- [Excerpt to read]
Begin

Saturday, May 21, 2011

Thirty Three Thousand Dollars

Thirty three thousand dollars is a bunch of money.

Today I went to snuggle that new grand boy for a few hours. He's growing like a weed. He is resting better, but still spends quite a bit of time squirmy, grunty and uncomfortable with the reflux. No, I didn't have to pay to get in and hold the wee one, but that is something to consider.
Rae-rae has long had a heart for orphans, and always wanted a house full of kids. She talked of adoption, long before she would have been able to pursue such an endeavor. That desire seemed to increase after she visited Ethiopia a couple of years ago.
Since her experience with Gideon did not go like we hoped and was in fact, quite terrifying, she's already looking ahead to coming by that next little poo-pie a different way. I imagine you've guessed it. Thirty three thousand dollars is what it costs to adopt a baby from Ethiopia.
Doesn't that break your heart? Babies who need a family, families who want a baby and only a few thousand dollars stands in the way. Gee, that is a bunch of money.
I asked about trying for an adoption locally. She shared the fear, perhaps all adoptive families have, of someone showing up at their doorstep to take the baby they've considered theirs from the moment said baby was placed in their arms. That is a terrifying thought and trust me, one I would never, ever wish on any poor soul, but it did get me thinking.

End

- [Actions to take]
- a) In the blog post on adoption costs, how much does it cost to adopt a baby from Ethiopia?
- b) Turn the paragraph of the adoption blog post that begins "Rae-rae has long had a heart for orphans" into a short bulleted list that keeps its main facts.
- c) Extend the blog post about adoption costs with a few more sentences, starting right after its final sentence.
The records have no connection to the blog post.

(Records from a data source)
Begin

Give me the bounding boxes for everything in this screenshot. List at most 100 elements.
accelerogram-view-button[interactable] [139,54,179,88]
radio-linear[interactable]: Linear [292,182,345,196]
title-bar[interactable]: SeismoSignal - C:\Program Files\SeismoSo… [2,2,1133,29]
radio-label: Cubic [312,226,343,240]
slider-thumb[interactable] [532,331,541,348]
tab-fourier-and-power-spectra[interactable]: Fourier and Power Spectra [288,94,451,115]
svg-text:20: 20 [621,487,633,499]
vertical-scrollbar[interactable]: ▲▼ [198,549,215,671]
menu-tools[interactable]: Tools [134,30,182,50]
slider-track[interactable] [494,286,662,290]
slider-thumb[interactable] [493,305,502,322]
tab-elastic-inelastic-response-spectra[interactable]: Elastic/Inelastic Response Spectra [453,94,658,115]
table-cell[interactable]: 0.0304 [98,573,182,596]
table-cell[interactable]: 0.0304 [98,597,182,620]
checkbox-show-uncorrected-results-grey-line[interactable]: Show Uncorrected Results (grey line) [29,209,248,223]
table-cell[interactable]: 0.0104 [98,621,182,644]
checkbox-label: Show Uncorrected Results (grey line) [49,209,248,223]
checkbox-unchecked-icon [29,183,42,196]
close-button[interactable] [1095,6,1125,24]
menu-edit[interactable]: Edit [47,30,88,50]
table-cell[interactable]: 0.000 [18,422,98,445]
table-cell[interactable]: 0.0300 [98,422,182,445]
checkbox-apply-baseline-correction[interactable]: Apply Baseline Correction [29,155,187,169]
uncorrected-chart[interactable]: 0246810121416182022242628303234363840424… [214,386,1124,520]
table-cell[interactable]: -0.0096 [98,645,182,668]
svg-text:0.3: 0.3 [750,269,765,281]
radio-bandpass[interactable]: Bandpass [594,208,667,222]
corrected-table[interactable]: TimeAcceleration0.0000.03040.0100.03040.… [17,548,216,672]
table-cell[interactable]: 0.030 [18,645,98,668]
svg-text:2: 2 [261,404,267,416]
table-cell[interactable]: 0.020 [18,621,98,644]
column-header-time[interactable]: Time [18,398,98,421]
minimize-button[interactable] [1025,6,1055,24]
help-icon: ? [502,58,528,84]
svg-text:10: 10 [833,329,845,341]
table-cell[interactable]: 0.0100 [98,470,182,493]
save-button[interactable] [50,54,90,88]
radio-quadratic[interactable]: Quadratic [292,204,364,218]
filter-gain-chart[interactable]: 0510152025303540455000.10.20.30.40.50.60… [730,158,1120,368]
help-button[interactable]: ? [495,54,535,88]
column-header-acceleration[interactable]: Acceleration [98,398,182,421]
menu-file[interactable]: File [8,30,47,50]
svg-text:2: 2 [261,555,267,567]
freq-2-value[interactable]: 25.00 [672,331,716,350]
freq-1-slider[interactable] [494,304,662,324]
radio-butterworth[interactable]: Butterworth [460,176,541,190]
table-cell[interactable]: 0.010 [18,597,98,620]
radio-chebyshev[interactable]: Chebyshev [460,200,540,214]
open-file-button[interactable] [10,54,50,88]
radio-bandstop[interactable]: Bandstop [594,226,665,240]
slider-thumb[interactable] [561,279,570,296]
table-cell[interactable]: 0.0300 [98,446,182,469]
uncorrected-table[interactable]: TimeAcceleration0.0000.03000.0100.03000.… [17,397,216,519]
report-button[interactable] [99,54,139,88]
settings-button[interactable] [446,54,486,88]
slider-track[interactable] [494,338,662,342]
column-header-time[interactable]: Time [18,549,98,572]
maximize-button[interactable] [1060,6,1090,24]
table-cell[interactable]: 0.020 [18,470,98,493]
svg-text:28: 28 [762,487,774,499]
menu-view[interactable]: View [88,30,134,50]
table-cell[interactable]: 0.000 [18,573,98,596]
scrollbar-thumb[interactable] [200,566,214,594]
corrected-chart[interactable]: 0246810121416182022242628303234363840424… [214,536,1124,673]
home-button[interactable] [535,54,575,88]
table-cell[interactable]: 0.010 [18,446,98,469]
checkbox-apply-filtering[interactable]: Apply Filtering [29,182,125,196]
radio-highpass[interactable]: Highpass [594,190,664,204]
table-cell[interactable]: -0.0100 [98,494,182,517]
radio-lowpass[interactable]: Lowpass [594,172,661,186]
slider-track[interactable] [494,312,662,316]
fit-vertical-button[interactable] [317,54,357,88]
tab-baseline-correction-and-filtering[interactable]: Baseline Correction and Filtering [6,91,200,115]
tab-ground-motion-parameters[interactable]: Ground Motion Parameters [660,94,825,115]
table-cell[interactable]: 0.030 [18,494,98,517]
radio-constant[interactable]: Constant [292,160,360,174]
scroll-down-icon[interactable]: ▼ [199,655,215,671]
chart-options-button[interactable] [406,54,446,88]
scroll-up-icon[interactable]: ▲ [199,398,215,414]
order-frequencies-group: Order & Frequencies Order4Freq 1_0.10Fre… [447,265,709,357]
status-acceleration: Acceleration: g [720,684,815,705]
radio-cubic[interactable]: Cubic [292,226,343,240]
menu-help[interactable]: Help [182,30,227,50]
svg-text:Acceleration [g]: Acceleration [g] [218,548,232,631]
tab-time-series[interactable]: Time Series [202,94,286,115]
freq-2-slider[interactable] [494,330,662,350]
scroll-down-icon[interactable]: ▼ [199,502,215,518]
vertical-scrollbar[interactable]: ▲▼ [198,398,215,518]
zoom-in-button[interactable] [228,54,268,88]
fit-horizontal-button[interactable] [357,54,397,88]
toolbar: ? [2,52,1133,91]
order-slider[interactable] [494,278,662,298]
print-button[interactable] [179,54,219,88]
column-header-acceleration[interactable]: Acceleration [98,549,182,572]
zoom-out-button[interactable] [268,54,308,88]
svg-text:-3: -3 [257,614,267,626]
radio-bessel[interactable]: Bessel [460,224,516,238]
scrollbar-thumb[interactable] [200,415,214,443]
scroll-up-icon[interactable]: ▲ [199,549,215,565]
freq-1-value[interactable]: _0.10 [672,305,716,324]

End

- [The answers]
- a) Thirty three thousand dollars.

- b)
- Rae-rae has long cared about orphans and wanted a house full of kids.
- She talked about adoption long before she could have pursued it.
- That wish seemed to grow after she visited Ethiopia a couple of years ago.

- c)
As a teacher, I feel the teaching profession has really taken a beating in our state and they aren't done (those doing the beating). Long I have believed they've chosen the wrong to tree to bark up and just continue to do so. Their belief- poor learning is a result of poor teaching. Don't get me wrong, poor teaching doesn't help, but teachers are not miracle workers. When you are given 28 children to teach 230 new standards to in one hundred and eighty days, much of your success is based on the type of learner you get. The type of learner you get is fashioned, in my experience and opinion, by their formative years 0-5. Do I feel like what happens in those years locks you into a situation for life? No, only because I believe God is a miracle worker and if you diligently seek to walk a different path, your life can take a different course. I do believe the role it plays in education is seriously overlooked. I have never had a child that wanted to learn that I couldn't find a way to teach. Children who don't want to learn, that's another story.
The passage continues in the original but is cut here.